## MATERIAL FOR THE TASK
####################
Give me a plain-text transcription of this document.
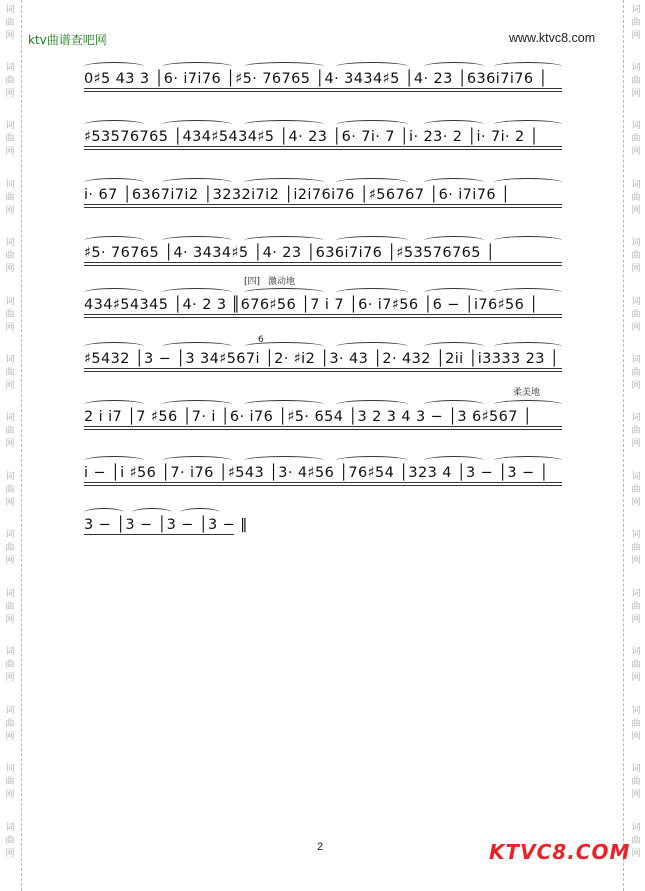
词
曲
网
词
曲
网
词
曲
网
词
曲
网
词
曲
网
词
曲
网
词
曲
网
词
曲
网
词
曲
网
词
曲
网
词
曲
网
词
曲
网
词
曲
网
词
曲
网
词
曲
网
词
曲
网
词
曲
网
词
曲
网
词
曲
网
词
曲
网
词
曲
网
词
曲
网
词
曲
网
词
曲
网
词
曲
网
词
曲
网
词
曲
网
词
曲
网
词
曲
网
词
曲
网
ktv曲谱查吧网	www.ktvc8.com
0♯5 43 3 │6· i7i76 │♯5· 76765 │4· 3434♯5 │4· 23 │636i7i76 │
♯53576765 │434♯5434♯5 │4· 23 │6· 7i· 7 │i· 23· 2 │i· 7i· 2 │
i· 67 │6367i7i2 │3232i7i2 │i2i76i76 │♯56767 │6· i7i76 │
♯5· 76765 │4· 3434♯5 │4· 23 │636i7i76 │♯53576765 │
434♯54345 │4· 2 3 ║676♯56 │7 i 7 │6· i7♯56 │6 − │i76♯56 │
♯5432 │3 − │3 34♯567i │2· ♯i2 │3· 43 │2· 432 │2ii │i3333 23 │
2 i i7 │7 ♯56 │7· i │6· i76 │♯5· 654 │3 2 3 4 3 − │3 6♯567 │
i − │i ♯56 │7· i76 │♯543 │3· 4♯56 │76♯54 │323 4 │3 − │3 − │
3 − │3 − │3 − │3 − ‖
[四] 激动地
柔美地
6
2	KTVC8.COM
####################
## GOAL OF THE EXERCISE
Leave out the pictures and return every record word for word.

## SOLUTION TO THIS PROBLEM
Give me a plain-text transcription of this document.
词
曲
网
词
曲
网
词
曲
网
词
曲
网
词
曲
网
词
曲
网
词
曲
网
词
曲
网
词
曲
网
词
曲
网
词
曲
网
词
曲
网
词
曲
网
词
曲
网
词
曲
网
词
曲
网
词
曲
网
词
曲
网
词
曲
网
词
曲
网
词
曲
网
词
曲
网
词
曲
网
词
曲
网
词
曲
网
词
曲
网
词
曲
网
词
曲
网
词
曲
网
词
曲
网
ktv曲谱查吧网	www.ktvc8.com
0♯5 43 3 │6· i7i76 │♯5· 76765 │4· 3434♯5 │4· 23 │636i7i76 │
♯53576765 │434♯5434♯5 │4· 23 │6· 7i· 7 │i· 23· 2 │i· 7i· 2 │
i· 67 │6367i7i2 │3232i7i2 │i2i76i76 │♯56767 │6· i7i76 │
♯5· 76765 │4· 3434♯5 │4· 23 │636i7i76 │♯53576765 │
434♯54345 │4· 2 3 ║676♯56 │7 i 7 │6· i7♯56 │6 − │i76♯56 │
♯5432 │3 − │3 34♯567i │2· ♯i2 │3· 43 │2· 432 │2ii │i3333 23 │
2 i i7 │7 ♯56 │7· i │6· i76 │♯5· 654 │3 2 3 4 3 − │3 6♯567 │
i − │i ♯56 │7· i76 │♯543 │3· 4♯56 │76♯54 │323 4 │3 − │3 − │
3 − │3 − │3 − │3 − ‖
[四] 激动地
柔美地
6
2	KTVC8.COM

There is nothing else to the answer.